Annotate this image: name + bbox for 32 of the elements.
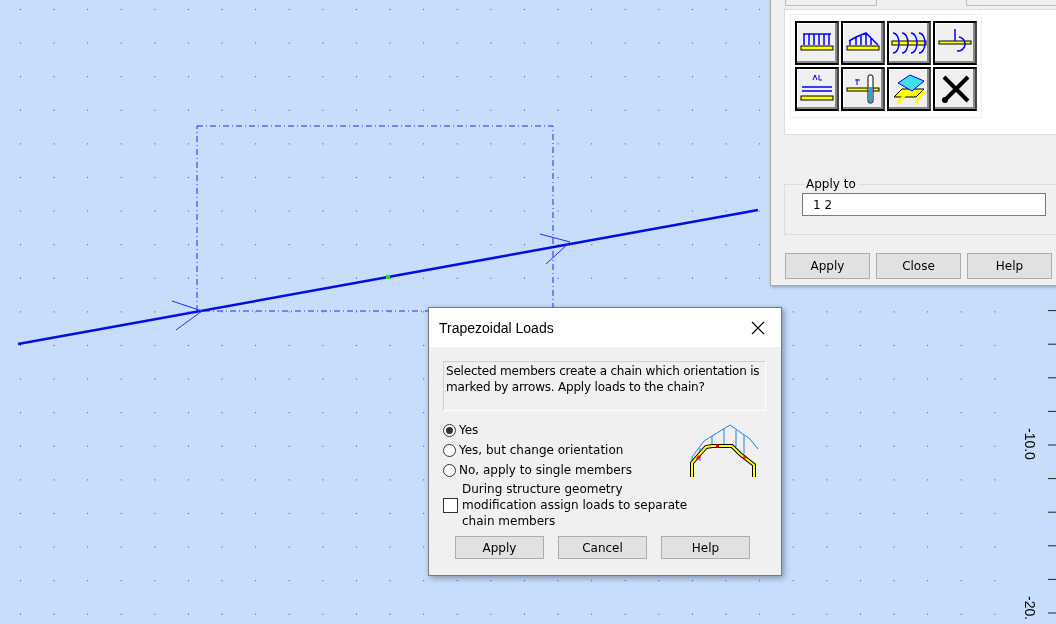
radio-label: No, apply to single members [459,463,632,477]
load-type-button[interactable] [841,67,885,111]
load-type-button[interactable] [795,21,839,65]
node-point[interactable] [386,275,390,279]
panel-button[interactable]: Help [967,253,1052,279]
dialog-message: Selected members create a chain which orientation is marked by arrows. Apply loads to the chain? [443,361,766,411]
group-label: Apply to [805,177,857,191]
ruler-label: -20. [1022,596,1038,621]
dialog-button[interactable]: Apply [455,536,544,559]
radio-label: Yes [459,423,479,437]
thermal-load-icon [844,71,882,107]
checkbox[interactable] [443,497,458,513]
dialog-button[interactable]: Cancel [558,536,647,559]
checkbox-label: During structure geometry modification assign loads to separate chain members [462,481,689,529]
load-type-button[interactable] [933,21,977,65]
load-type-button[interactable] [887,67,931,111]
radio-button[interactable] [443,463,456,477]
close-icon[interactable] [751,320,765,335]
radio-button[interactable] [443,423,456,437]
bar-member[interactable] [17,208,759,346]
radio-label: Yes, but change orientation [459,443,624,457]
panel-button[interactable]: Apply [785,253,870,279]
load-type-button[interactable] [887,21,931,65]
dialog-title: Trapezoidal Loads [439,319,554,336]
load-type-button[interactable] [795,67,839,111]
apply-to-field[interactable]: 1 2 [802,193,1046,216]
load-type-button[interactable] [841,21,885,65]
ruler-label: -10.0 [1022,428,1038,460]
radio-button[interactable] [443,443,456,457]
load-type-button[interactable] [933,67,977,111]
dialog-button[interactable]: Help [661,536,750,559]
panel-button[interactable]: Close [876,253,961,279]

----------------

Task description: Duplicate every item above line for line, without any change, and omit the pictures from your answer.

Reply:
Annotate this image: name + bbox for 32 of the elements.
radio-label: No, apply to single members [459,463,632,477]
load-type-button[interactable] [841,67,885,111]
load-type-button[interactable] [795,21,839,65]
node-point[interactable] [386,275,390,279]
panel-button[interactable]: Help [967,253,1052,279]
dialog-message: Selected members create a chain which orientation is marked by arrows. Apply loads to the chain? [443,361,766,411]
group-label: Apply to [805,177,857,191]
ruler-label: -20. [1022,596,1038,621]
dialog-button[interactable]: Apply [455,536,544,559]
radio-label: Yes [459,423,479,437]
thermal-load-icon [844,71,882,107]
checkbox[interactable] [443,497,458,513]
dialog-button[interactable]: Cancel [558,536,647,559]
checkbox-label: During structure geometry modification assign loads to separate chain members [462,481,689,529]
load-type-button[interactable] [933,21,977,65]
load-type-button[interactable] [887,67,931,111]
radio-button[interactable] [443,463,456,477]
close-icon[interactable] [751,320,765,335]
radio-button[interactable] [443,423,456,437]
bar-member[interactable] [17,208,759,346]
radio-label: Yes, but change orientation [459,443,624,457]
panel-button[interactable]: Apply [785,253,870,279]
load-type-button[interactable] [887,21,931,65]
dialog-title: Trapezoidal Loads [439,319,554,336]
load-type-button[interactable] [795,67,839,111]
apply-to-field[interactable]: 1 2 [802,193,1046,216]
load-type-button[interactable] [841,21,885,65]
ruler-label: -10.0 [1022,428,1038,460]
radio-button[interactable] [443,443,456,457]
load-type-button[interactable] [933,67,977,111]
dialog-button[interactable]: Help [661,536,750,559]
panel-button[interactable]: Close [876,253,961,279]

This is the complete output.